*STATED PROBLEM*
Give the entries back exactly, dropping each image.

*SUPPLIED DATA*

((

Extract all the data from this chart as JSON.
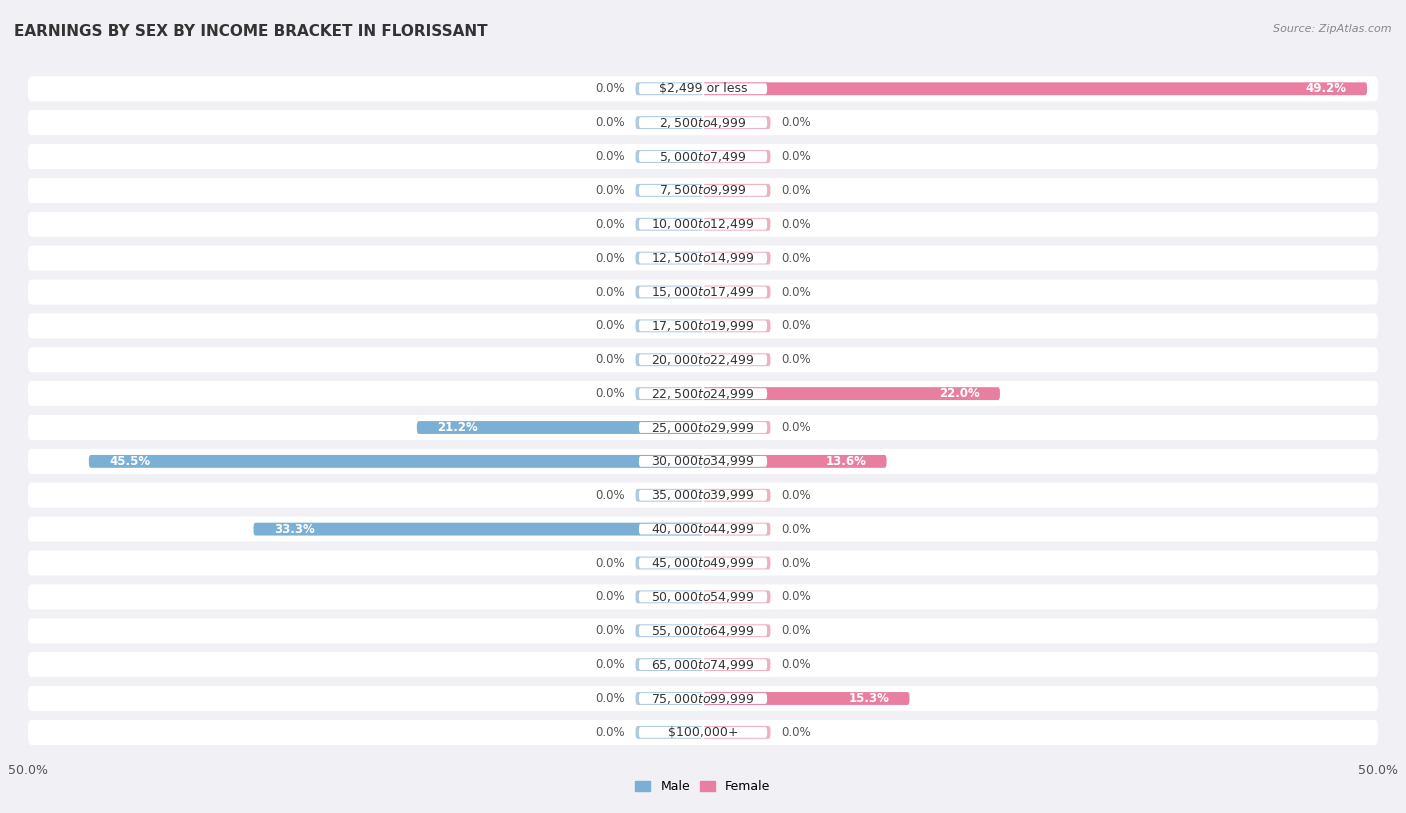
{
  "title": "EARNINGS BY SEX BY INCOME BRACKET IN FLORISSANT",
  "source_text": "Source: ZipAtlas.com",
  "categories": [
    "$2,499 or less",
    "$2,500 to $4,999",
    "$5,000 to $7,499",
    "$7,500 to $9,999",
    "$10,000 to $12,499",
    "$12,500 to $14,999",
    "$15,000 to $17,499",
    "$17,500 to $19,999",
    "$20,000 to $22,499",
    "$22,500 to $24,999",
    "$25,000 to $29,999",
    "$30,000 to $34,999",
    "$35,000 to $39,999",
    "$40,000 to $44,999",
    "$45,000 to $49,999",
    "$50,000 to $54,999",
    "$55,000 to $64,999",
    "$65,000 to $74,999",
    "$75,000 to $99,999",
    "$100,000+"
  ],
  "male_values": [
    0.0,
    0.0,
    0.0,
    0.0,
    0.0,
    0.0,
    0.0,
    0.0,
    0.0,
    0.0,
    21.2,
    45.5,
    0.0,
    33.3,
    0.0,
    0.0,
    0.0,
    0.0,
    0.0,
    0.0
  ],
  "female_values": [
    49.2,
    0.0,
    0.0,
    0.0,
    0.0,
    0.0,
    0.0,
    0.0,
    0.0,
    22.0,
    0.0,
    13.6,
    0.0,
    0.0,
    0.0,
    0.0,
    0.0,
    0.0,
    15.3,
    0.0
  ],
  "male_color": "#7bafd4",
  "female_color": "#e87fa0",
  "male_color_light": "#aec9e0",
  "female_color_light": "#f0b0c0",
  "male_label": "Male",
  "female_label": "Female",
  "xlim": 50.0,
  "background_color": "#f0f0f5",
  "row_bg_color": "#ffffff",
  "title_fontsize": 11,
  "axis_fontsize": 9,
  "label_fontsize": 8.5,
  "category_fontsize": 9,
  "stub_size": 5.0,
  "label_min_inside_threshold": 5.0
}
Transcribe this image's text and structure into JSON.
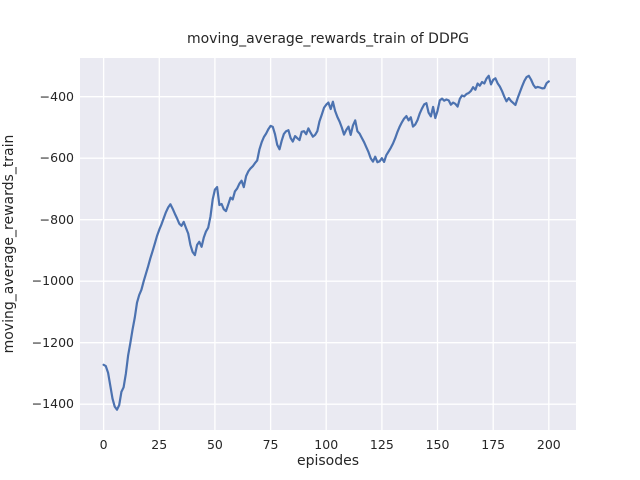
{
  "figure": {
    "background": "#ffffff",
    "text_color": "#262626"
  },
  "chart_data": {
    "type": "line",
    "title": "moving_average_rewards_train of DDPG",
    "xlabel": "episodes",
    "ylabel": "moving_average_rewards_train",
    "plot_background": "#eaeaf2",
    "grid_color": "#ffffff",
    "grid": true,
    "legend": "none",
    "xlim": [
      -10.6,
      212.2
    ],
    "ylim": [
      -1484,
      -274
    ],
    "xticks": [
      0,
      25,
      50,
      75,
      100,
      125,
      150,
      175,
      200
    ],
    "xtick_labels": [
      "0",
      "25",
      "50",
      "75",
      "100",
      "125",
      "150",
      "175",
      "200"
    ],
    "yticks": [
      -400,
      -600,
      -800,
      -1000,
      -1200,
      -1400
    ],
    "ytick_labels": [
      "−400",
      "−600",
      "−800",
      "−1000",
      "−1200",
      "−1400"
    ],
    "series": [
      {
        "name": "moving_average_rewards_train",
        "color": "#4c72b0",
        "line_width": 2.2,
        "x_start": 0,
        "x_step": 1,
        "values": [
          -1272,
          -1276,
          -1298,
          -1340,
          -1382,
          -1408,
          -1418,
          -1403,
          -1360,
          -1345,
          -1300,
          -1242,
          -1202,
          -1158,
          -1118,
          -1070,
          -1045,
          -1028,
          -1000,
          -976,
          -952,
          -926,
          -902,
          -878,
          -853,
          -832,
          -815,
          -795,
          -776,
          -760,
          -750,
          -764,
          -780,
          -796,
          -813,
          -820,
          -807,
          -827,
          -845,
          -882,
          -905,
          -915,
          -882,
          -872,
          -888,
          -858,
          -838,
          -826,
          -789,
          -734,
          -702,
          -694,
          -752,
          -749,
          -766,
          -772,
          -750,
          -728,
          -734,
          -708,
          -698,
          -683,
          -673,
          -694,
          -658,
          -643,
          -633,
          -626,
          -616,
          -607,
          -572,
          -548,
          -531,
          -520,
          -506,
          -495,
          -498,
          -522,
          -556,
          -571,
          -543,
          -521,
          -512,
          -509,
          -534,
          -546,
          -528,
          -535,
          -541,
          -514,
          -512,
          -522,
          -503,
          -517,
          -530,
          -524,
          -512,
          -480,
          -458,
          -436,
          -426,
          -419,
          -440,
          -416,
          -446,
          -466,
          -481,
          -500,
          -523,
          -508,
          -497,
          -524,
          -494,
          -477,
          -512,
          -520,
          -534,
          -548,
          -564,
          -580,
          -600,
          -611,
          -595,
          -613,
          -610,
          -600,
          -612,
          -590,
          -578,
          -566,
          -552,
          -535,
          -514,
          -497,
          -483,
          -471,
          -463,
          -477,
          -467,
          -497,
          -490,
          -476,
          -455,
          -439,
          -425,
          -421,
          -452,
          -464,
          -433,
          -469,
          -446,
          -412,
          -406,
          -413,
          -409,
          -412,
          -426,
          -419,
          -423,
          -432,
          -407,
          -396,
          -399,
          -391,
          -388,
          -381,
          -369,
          -377,
          -357,
          -364,
          -352,
          -357,
          -341,
          -332,
          -360,
          -345,
          -340,
          -356,
          -367,
          -382,
          -400,
          -415,
          -404,
          -414,
          -420,
          -427,
          -404,
          -385,
          -366,
          -348,
          -336,
          -332,
          -344,
          -361,
          -371,
          -368,
          -370,
          -373,
          -372,
          -356,
          -350
        ]
      }
    ]
  }
}
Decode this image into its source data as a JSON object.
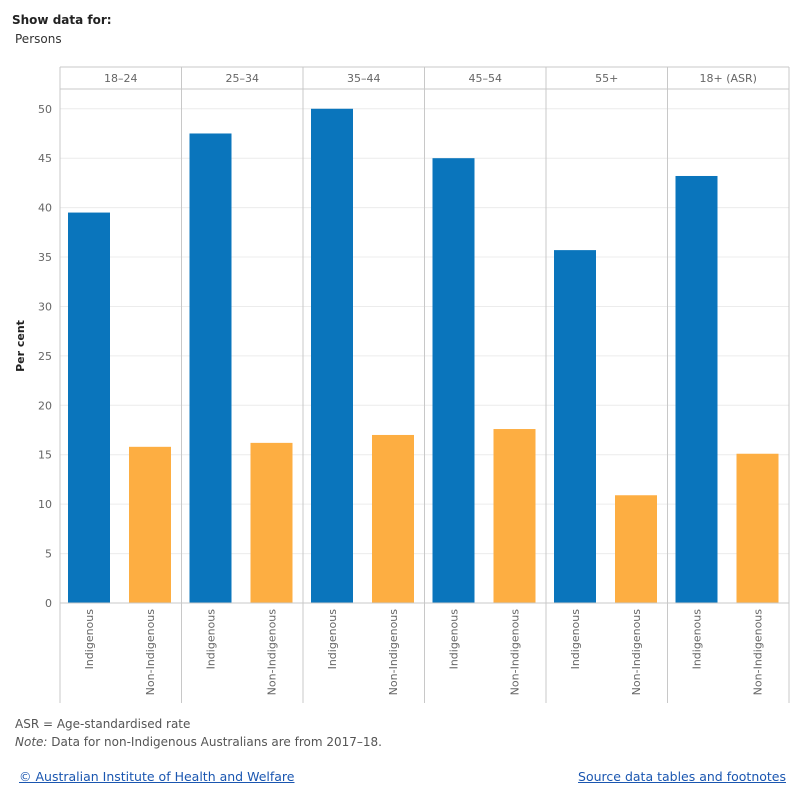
{
  "filter": {
    "label": "Show data for:",
    "value": "Persons"
  },
  "chart_data": {
    "type": "bar",
    "ylabel": "Per cent",
    "ylim": [
      0,
      52
    ],
    "yticks": [
      0,
      5,
      10,
      15,
      20,
      25,
      30,
      35,
      40,
      45,
      50
    ],
    "grid": true,
    "categories": [
      "Indigenous",
      "Non-Indigenous"
    ],
    "panels": [
      {
        "label": "18–24",
        "values": [
          39.5,
          15.8
        ]
      },
      {
        "label": "25–34",
        "values": [
          47.5,
          16.2
        ]
      },
      {
        "label": "35–44",
        "values": [
          50.0,
          17.0
        ]
      },
      {
        "label": "45–54",
        "values": [
          45.0,
          17.6
        ]
      },
      {
        "label": "55+",
        "values": [
          35.7,
          10.9
        ]
      },
      {
        "label": "18+ (ASR)",
        "values": [
          43.2,
          15.1
        ]
      }
    ],
    "colors": {
      "Indigenous": "#0a75bc",
      "Non-Indigenous": "#fdae42"
    }
  },
  "footer": {
    "asr_note": "ASR = Age-standardised rate",
    "note_prefix": "Note:",
    "note_text": " Data for non-Indigenous Australians are from 2017–18.",
    "copyright_link": "© Australian Institute of Health and Welfare",
    "source_link": "Source data tables and footnotes"
  }
}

))

*RESPONSE BELOW*
Extract all the data from this chart as JSON.
{
  "title": "EARNINGS BY SEX BY INCOME BRACKET IN FLORISSANT",
  "source_text": "Source: ZipAtlas.com",
  "categories": [
    "$2,499 or less",
    "$2,500 to $4,999",
    "$5,000 to $7,499",
    "$7,500 to $9,999",
    "$10,000 to $12,499",
    "$12,500 to $14,999",
    "$15,000 to $17,499",
    "$17,500 to $19,999",
    "$20,000 to $22,499",
    "$22,500 to $24,999",
    "$25,000 to $29,999",
    "$30,000 to $34,999",
    "$35,000 to $39,999",
    "$40,000 to $44,999",
    "$45,000 to $49,999",
    "$50,000 to $54,999",
    "$55,000 to $64,999",
    "$65,000 to $74,999",
    "$75,000 to $99,999",
    "$100,000+"
  ],
  "male_values": [
    0.0,
    0.0,
    0.0,
    0.0,
    0.0,
    0.0,
    0.0,
    0.0,
    0.0,
    0.0,
    21.2,
    45.5,
    0.0,
    33.3,
    0.0,
    0.0,
    0.0,
    0.0,
    0.0,
    0.0
  ],
  "female_values": [
    49.2,
    0.0,
    0.0,
    0.0,
    0.0,
    0.0,
    0.0,
    0.0,
    0.0,
    22.0,
    0.0,
    13.6,
    0.0,
    0.0,
    0.0,
    0.0,
    0.0,
    0.0,
    15.3,
    0.0
  ],
  "male_color": "#7bafd4",
  "female_color": "#e87fa0",
  "male_color_light": "#aec9e0",
  "female_color_light": "#f0b0c0",
  "male_label": "Male",
  "female_label": "Female",
  "xlim": 50.0,
  "background_color": "#f0f0f5",
  "row_bg_color": "#ffffff",
  "title_fontsize": 11,
  "axis_fontsize": 9,
  "label_fontsize": 8.5,
  "category_fontsize": 9,
  "stub_size": 5.0,
  "label_min_inside_threshold": 5.0
}
Transcribe this image's text and structure into JSON.
{
  "figure": {
    "background": "#ffffff",
    "text_color": "#262626"
  },
  "chart_data": {
    "type": "line",
    "title": "moving_average_rewards_train of DDPG",
    "xlabel": "episodes",
    "ylabel": "moving_average_rewards_train",
    "plot_background": "#eaeaf2",
    "grid_color": "#ffffff",
    "grid": true,
    "legend": "none",
    "xlim": [
      -10.6,
      212.2
    ],
    "ylim": [
      -1484,
      -274
    ],
    "xticks": [
      0,
      25,
      50,
      75,
      100,
      125,
      150,
      175,
      200
    ],
    "xtick_labels": [
      "0",
      "25",
      "50",
      "75",
      "100",
      "125",
      "150",
      "175",
      "200"
    ],
    "yticks": [
      -400,
      -600,
      -800,
      -1000,
      -1200,
      -1400
    ],
    "ytick_labels": [
      "−400",
      "−600",
      "−800",
      "−1000",
      "−1200",
      "−1400"
    ],
    "series": [
      {
        "name": "moving_average_rewards_train",
        "color": "#4c72b0",
        "line_width": 2.2,
        "x_start": 0,
        "x_step": 1,
        "values": [
          -1272,
          -1276,
          -1298,
          -1340,
          -1382,
          -1408,
          -1418,
          -1403,
          -1360,
          -1345,
          -1300,
          -1242,
          -1202,
          -1158,
          -1118,
          -1070,
          -1045,
          -1028,
          -1000,
          -976,
          -952,
          -926,
          -902,
          -878,
          -853,
          -832,
          -815,
          -795,
          -776,
          -760,
          -750,
          -764,
          -780,
          -796,
          -813,
          -820,
          -807,
          -827,
          -845,
          -882,
          -905,
          -915,
          -882,
          -872,
          -888,
          -858,
          -838,
          -826,
          -789,
          -734,
          -702,
          -694,
          -752,
          -749,
          -766,
          -772,
          -750,
          -728,
          -734,
          -708,
          -698,
          -683,
          -673,
          -694,
          -658,
          -643,
          -633,
          -626,
          -616,
          -607,
          -572,
          -548,
          -531,
          -520,
          -506,
          -495,
          -498,
          -522,
          -556,
          -571,
          -543,
          -521,
          -512,
          -509,
          -534,
          -546,
          -528,
          -535,
          -541,
          -514,
          -512,
          -522,
          -503,
          -517,
          -530,
          -524,
          -512,
          -480,
          -458,
          -436,
          -426,
          -419,
          -440,
          -416,
          -446,
          -466,
          -481,
          -500,
          -523,
          -508,
          -497,
          -524,
          -494,
          -477,
          -512,
          -520,
          -534,
          -548,
          -564,
          -580,
          -600,
          -611,
          -595,
          -613,
          -610,
          -600,
          -612,
          -590,
          -578,
          -566,
          -552,
          -535,
          -514,
          -497,
          -483,
          -471,
          -463,
          -477,
          -467,
          -497,
          -490,
          -476,
          -455,
          -439,
          -425,
          -421,
          -452,
          -464,
          -433,
          -469,
          -446,
          -412,
          -406,
          -413,
          -409,
          -412,
          -426,
          -419,
          -423,
          -432,
          -407,
          -396,
          -399,
          -391,
          -388,
          -381,
          -369,
          -377,
          -357,
          -364,
          -352,
          -357,
          -341,
          -332,
          -360,
          -345,
          -340,
          -356,
          -367,
          -382,
          -400,
          -415,
          -404,
          -414,
          -420,
          -427,
          -404,
          -385,
          -366,
          -348,
          -336,
          -332,
          -344,
          -361,
          -371,
          -368,
          -370,
          -373,
          -372,
          -356,
          -350
        ]
      }
    ]
  }
}
Decode this image into its source data as a JSON object.
{
  "filter": {
    "label": "Show data for:",
    "value": "Persons"
  },
  "chart_data": {
    "type": "bar",
    "ylabel": "Per cent",
    "ylim": [
      0,
      52
    ],
    "yticks": [
      0,
      5,
      10,
      15,
      20,
      25,
      30,
      35,
      40,
      45,
      50
    ],
    "grid": true,
    "categories": [
      "Indigenous",
      "Non-Indigenous"
    ],
    "panels": [
      {
        "label": "18–24",
        "values": [
          39.5,
          15.8
        ]
      },
      {
        "label": "25–34",
        "values": [
          47.5,
          16.2
        ]
      },
      {
        "label": "35–44",
        "values": [
          50.0,
          17.0
        ]
      },
      {
        "label": "45–54",
        "values": [
          45.0,
          17.6
        ]
      },
      {
        "label": "55+",
        "values": [
          35.7,
          10.9
        ]
      },
      {
        "label": "18+ (ASR)",
        "values": [
          43.2,
          15.1
        ]
      }
    ],
    "colors": {
      "Indigenous": "#0a75bc",
      "Non-Indigenous": "#fdae42"
    }
  },
  "footer": {
    "asr_note": "ASR = Age-standardised rate",
    "note_prefix": "Note:",
    "note_text": " Data for non-Indigenous Australians are from 2017–18.",
    "copyright_link": "© Australian Institute of Health and Welfare",
    "source_link": "Source data tables and footnotes"
  }
}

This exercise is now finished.